* [ROWS]

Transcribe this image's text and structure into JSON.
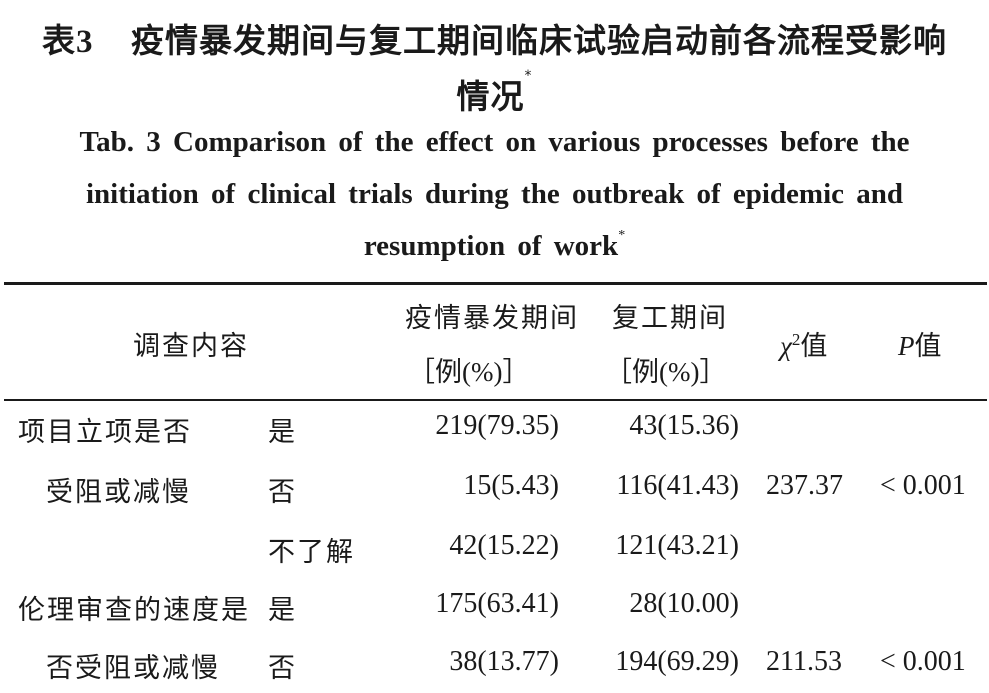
{
  "title": {
    "cn_label": "表3",
    "cn_line1": "疫情暴发期间与复工期间临床试验启动前各流程受影响",
    "cn_line2": "情况",
    "en_line1": "Tab. 3   Comparison of the effect on various processes before the",
    "en_line2": "initiation of clinical trials during the outbreak of epidemic and",
    "en_line3": "resumption of work",
    "asterisk": "*"
  },
  "table": {
    "headers": {
      "item": "调查内容",
      "outbreak_line1": "疫情暴发期间",
      "outbreak_line2": "［例(%)］",
      "resume_line1": "复工期间",
      "resume_line2": "［例(%)］",
      "chi_symbol": "χ",
      "chi_sup": "2",
      "chi_suffix": "值",
      "p_symbol": "P",
      "p_suffix": "值"
    },
    "groups": [
      {
        "item_line1": "项目立项是否",
        "item_line2": "受阻或减慢",
        "rows": [
          {
            "option": "是",
            "outbreak": "219(79.35)",
            "resume": "43(15.36)"
          },
          {
            "option": "否",
            "outbreak": "15(5.43)",
            "resume": "116(41.43)"
          },
          {
            "option": "不了解",
            "outbreak": "42(15.22)",
            "resume": "121(43.21)"
          }
        ],
        "chi2": "237.37",
        "p": "< 0.001"
      },
      {
        "item_line1": "伦理审查的速度是",
        "item_line2": "否受阻或减慢",
        "rows": [
          {
            "option": "是",
            "outbreak": "175(63.41)",
            "resume": "28(10.00)"
          },
          {
            "option": "否",
            "outbreak": "38(13.77)",
            "resume": "194(69.29)"
          }
        ],
        "chi2": "211.53",
        "p": "< 0.001"
      }
    ]
  }
}
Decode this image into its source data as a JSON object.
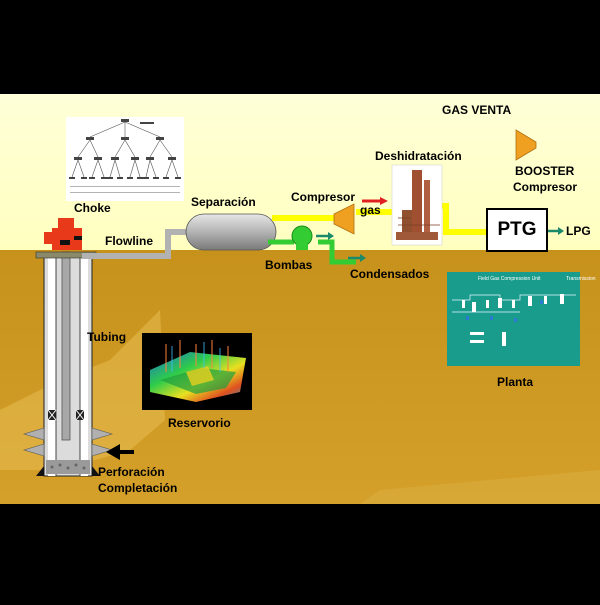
{
  "labels": {
    "gas_venta": "GAS VENTA",
    "booster_line1": "BOOSTER",
    "booster_line2": "Compresor",
    "deshidratacion": "Deshidratación",
    "compresor": "Compresor",
    "gas": "gas",
    "separacion": "Separación",
    "choke": "Choke",
    "flowline": "Flowline",
    "bombas": "Bombas",
    "condensados": "Condensados",
    "ptg": "PTG",
    "lpg": "LPG",
    "tubing": "Tubing",
    "reservorio": "Reservorio",
    "planta": "Planta",
    "perforacion": "Perforación",
    "completacion": "Completación",
    "plant_screen_title": "Field Gas Compression Unit",
    "plant_screen_sub": "Transmission"
  },
  "colors": {
    "sky": "#ffffcc",
    "ground": "#c8961e",
    "pipe_gray": "#b4b4b4",
    "gas_yellow": "#ffff00",
    "liquid_green": "#33cc33",
    "compressor_orange": "#f0a020",
    "plant_screen": "#1a9c8c",
    "wellhead_red": "#e83a1a"
  }
}
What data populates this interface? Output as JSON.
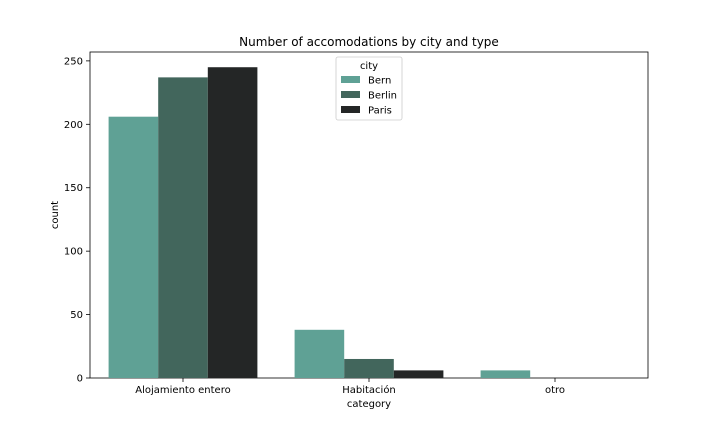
{
  "chart_data": {
    "type": "bar",
    "title": "Number of accomodations by city and type",
    "xlabel": "category",
    "ylabel": "count",
    "categories": [
      "Alojamiento entero",
      "Habitación",
      "otro"
    ],
    "series": [
      {
        "name": "Bern",
        "values": [
          206,
          38,
          6
        ],
        "color": "#5fa195"
      },
      {
        "name": "Berlin",
        "values": [
          237,
          15,
          0
        ],
        "color": "#42665c"
      },
      {
        "name": "Paris",
        "values": [
          245,
          6,
          0
        ],
        "color": "#242626"
      }
    ],
    "ylim": [
      0,
      257
    ],
    "yticks": [
      0,
      50,
      100,
      150,
      200,
      250
    ],
    "legend": {
      "title": "city",
      "placement": "top-center"
    },
    "grid": false
  }
}
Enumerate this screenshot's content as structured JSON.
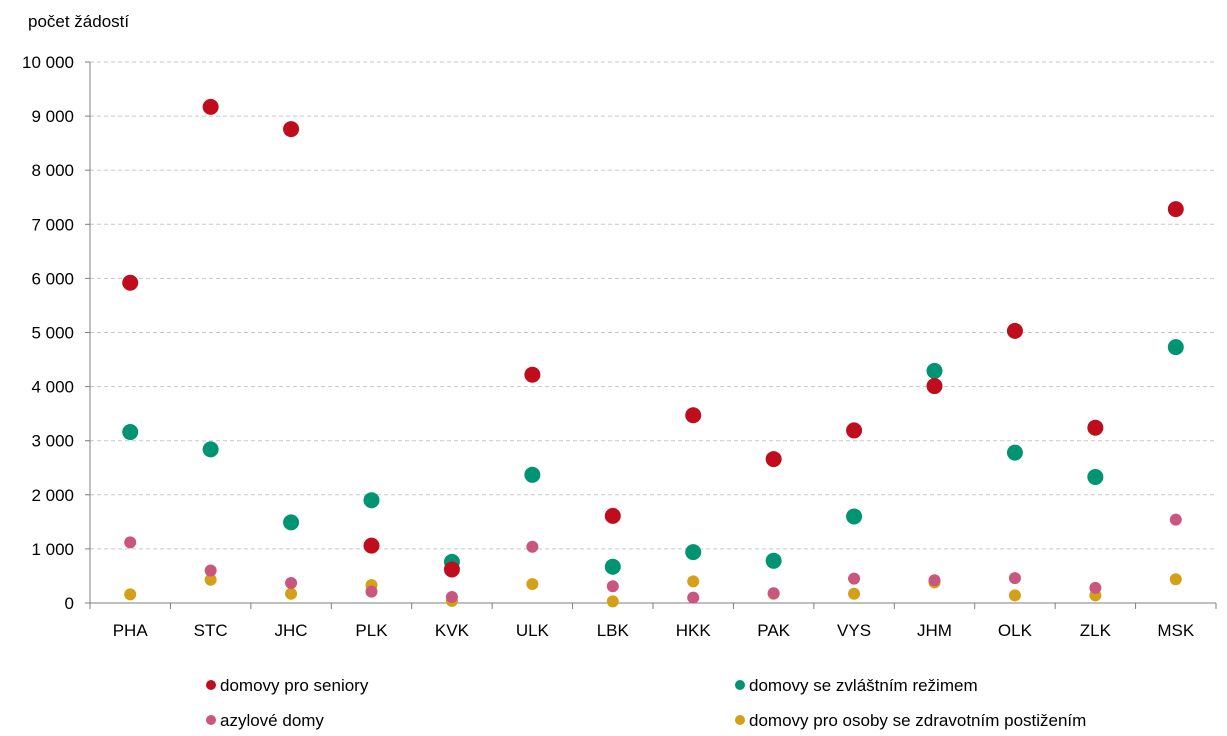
{
  "chart_data": {
    "type": "scatter",
    "ylabel": "počet žádostí",
    "xlabel": "",
    "ylim": [
      0,
      10000
    ],
    "yticks": [
      0,
      1000,
      2000,
      3000,
      4000,
      5000,
      6000,
      7000,
      8000,
      9000,
      10000
    ],
    "ytick_labels": [
      "0",
      "1 000",
      "2 000",
      "3 000",
      "4 000",
      "5 000",
      "6 000",
      "7 000",
      "8 000",
      "9 000",
      "10 000"
    ],
    "grid": true,
    "legend_position": "bottom",
    "categories": [
      "PHA",
      "STC",
      "JHC",
      "PLK",
      "KVK",
      "ULK",
      "LBK",
      "HKK",
      "PAK",
      "VYS",
      "JHM",
      "OLK",
      "ZLK",
      "MSK"
    ],
    "series": [
      {
        "name": "domovy pro seniory",
        "color": "#c00d1e",
        "values": [
          5920,
          9170,
          8760,
          1060,
          620,
          4220,
          1610,
          3470,
          2660,
          3190,
          4010,
          5030,
          3240,
          7280
        ]
      },
      {
        "name": "domovy se zvláštním režimem",
        "color": "#009473",
        "values": [
          3160,
          2840,
          1490,
          1900,
          760,
          2370,
          670,
          940,
          780,
          1600,
          4290,
          2780,
          2330,
          4730
        ]
      },
      {
        "name": "azylové domy",
        "color": "#c8567e",
        "values": [
          1120,
          600,
          370,
          210,
          110,
          1040,
          310,
          100,
          180,
          450,
          420,
          460,
          280,
          1540
        ]
      },
      {
        "name": "domovy pro osoby se zdravotním postižením",
        "color": "#d4a017",
        "values": [
          160,
          430,
          170,
          330,
          40,
          350,
          30,
          400,
          170,
          170,
          380,
          140,
          140,
          440
        ]
      }
    ]
  }
}
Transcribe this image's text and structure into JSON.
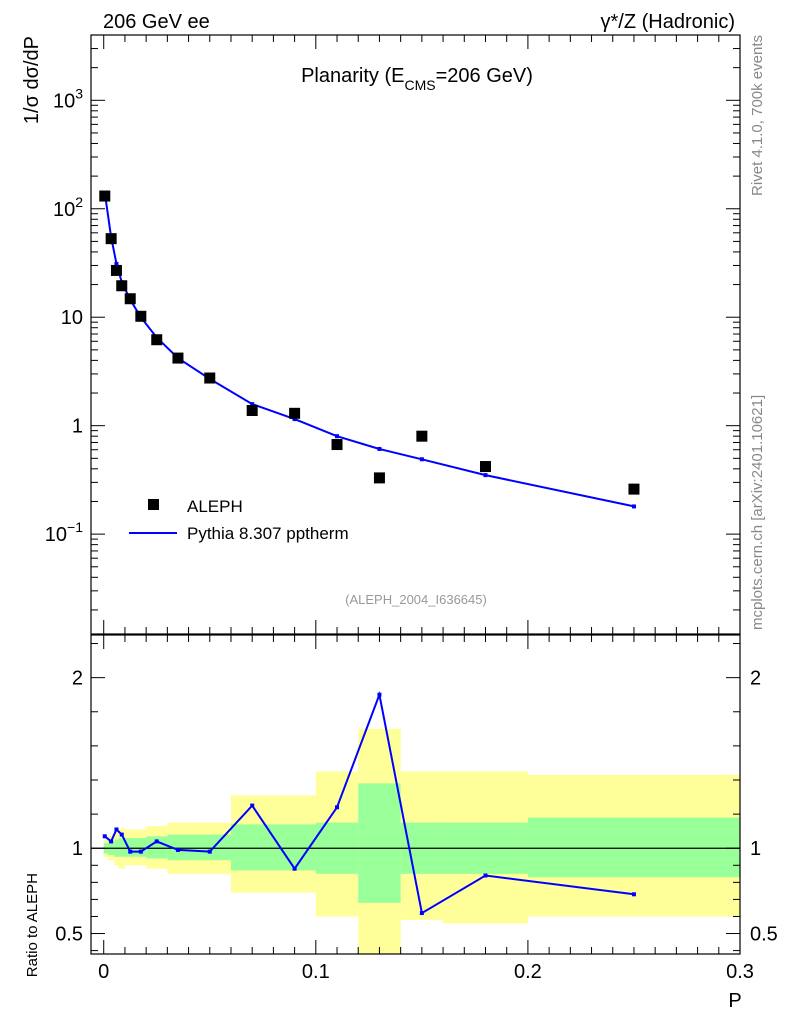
{
  "header": {
    "left": "206 GeV ee",
    "right": "γ*/Z (Hadronic)"
  },
  "side_labels": {
    "rivet": "Rivet 4.1.0,  700k events",
    "mcplots": "mcplots.cern.ch [arXiv:2401.10621]"
  },
  "colors": {
    "data": "#000000",
    "mc": "#0000ff",
    "band_inner": "#99ff99",
    "band_outer": "#ffff99",
    "frame": "#000000"
  },
  "chart_data": [
    {
      "type": "scatter",
      "title": "Planarity (E",
      "title_sub": "CMS",
      "title_end": "=206 GeV)",
      "ylabel": "1/σ  dσ/dP",
      "yscale": "log",
      "ylim": [
        0.012,
        4000
      ],
      "xlim": [
        -0.006,
        0.3
      ],
      "ytick_main": [
        "1",
        "10"
      ],
      "ytick_pow": [
        {
          "base": "10",
          "exp": "−1"
        },
        {
          "base": "10",
          "exp": "2"
        },
        {
          "base": "10",
          "exp": "3"
        }
      ],
      "analysis": "(ALEPH_2004_I636645)",
      "legend_position": "bottom-left",
      "series": [
        {
          "name": "ALEPH",
          "kind": "points",
          "x": [
            0.0005,
            0.0035,
            0.006,
            0.0085,
            0.0125,
            0.0175,
            0.025,
            0.035,
            0.05,
            0.07,
            0.09,
            0.11,
            0.13,
            0.15,
            0.18,
            0.25
          ],
          "y": [
            131,
            53,
            27,
            19.5,
            14.8,
            10.2,
            6.2,
            4.2,
            2.75,
            1.38,
            1.3,
            0.67,
            0.33,
            0.8,
            0.42,
            0.26
          ]
        },
        {
          "name": "Pythia 8.307 pptherm",
          "kind": "line",
          "x": [
            0.0005,
            0.0035,
            0.006,
            0.0085,
            0.0125,
            0.0175,
            0.025,
            0.035,
            0.05,
            0.07,
            0.09,
            0.11,
            0.13,
            0.15,
            0.18,
            0.25
          ],
          "y": [
            140,
            55,
            31,
            21,
            14.5,
            10,
            6.5,
            4.2,
            2.7,
            1.58,
            1.15,
            0.8,
            0.61,
            0.49,
            0.35,
            0.18
          ]
        }
      ]
    },
    {
      "type": "line",
      "ylabel": "Ratio to ALEPH",
      "xlabel": "P",
      "ylim": [
        0.38,
        2.25
      ],
      "xlim": [
        -0.006,
        0.3
      ],
      "yticks": [
        "0.5",
        "1",
        "2"
      ],
      "xticks": [
        "0",
        "0.1",
        "0.2",
        "0.3"
      ],
      "reference": 1,
      "ratio": {
        "x": [
          0.0005,
          0.0035,
          0.006,
          0.0085,
          0.0125,
          0.0175,
          0.025,
          0.035,
          0.05,
          0.07,
          0.09,
          0.11,
          0.13,
          0.15,
          0.18,
          0.25
        ],
        "y": [
          1.07,
          1.04,
          1.11,
          1.08,
          0.98,
          0.98,
          1.04,
          0.99,
          0.98,
          1.25,
          0.88,
          1.24,
          1.9,
          0.62,
          0.84,
          0.73
        ]
      },
      "bands": {
        "bins": [
          [
            0,
            0.002
          ],
          [
            0.002,
            0.005
          ],
          [
            0.005,
            0.007
          ],
          [
            0.007,
            0.01
          ],
          [
            0.01,
            0.015
          ],
          [
            0.015,
            0.02
          ],
          [
            0.02,
            0.03
          ],
          [
            0.03,
            0.04
          ],
          [
            0.04,
            0.06
          ],
          [
            0.06,
            0.08
          ],
          [
            0.08,
            0.1
          ],
          [
            0.1,
            0.12
          ],
          [
            0.12,
            0.14
          ],
          [
            0.14,
            0.16
          ],
          [
            0.16,
            0.2
          ],
          [
            0.2,
            0.3
          ]
        ],
        "inner_low": [
          0.97,
          0.96,
          0.95,
          0.95,
          0.95,
          0.95,
          0.94,
          0.93,
          0.93,
          0.87,
          0.87,
          0.85,
          0.68,
          0.85,
          0.85,
          0.83
        ],
        "inner_high": [
          1.03,
          1.04,
          1.05,
          1.06,
          1.06,
          1.06,
          1.07,
          1.08,
          1.08,
          1.14,
          1.14,
          1.15,
          1.38,
          1.15,
          1.15,
          1.18
        ],
        "outer_low": [
          0.95,
          0.93,
          0.9,
          0.88,
          0.9,
          0.9,
          0.88,
          0.85,
          0.85,
          0.74,
          0.74,
          0.6,
          0.3,
          0.58,
          0.56,
          0.6
        ],
        "outer_high": [
          1.05,
          1.07,
          1.1,
          1.12,
          1.11,
          1.11,
          1.13,
          1.15,
          1.15,
          1.31,
          1.31,
          1.45,
          1.7,
          1.45,
          1.45,
          1.43
        ]
      }
    }
  ]
}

* [WHAT THIS TASK INVOLVES] Return each line where "city" shows up.

* [WRITTEN RESPONSE]
    "title": "Number of accomodations by city and type",
      "title": "city",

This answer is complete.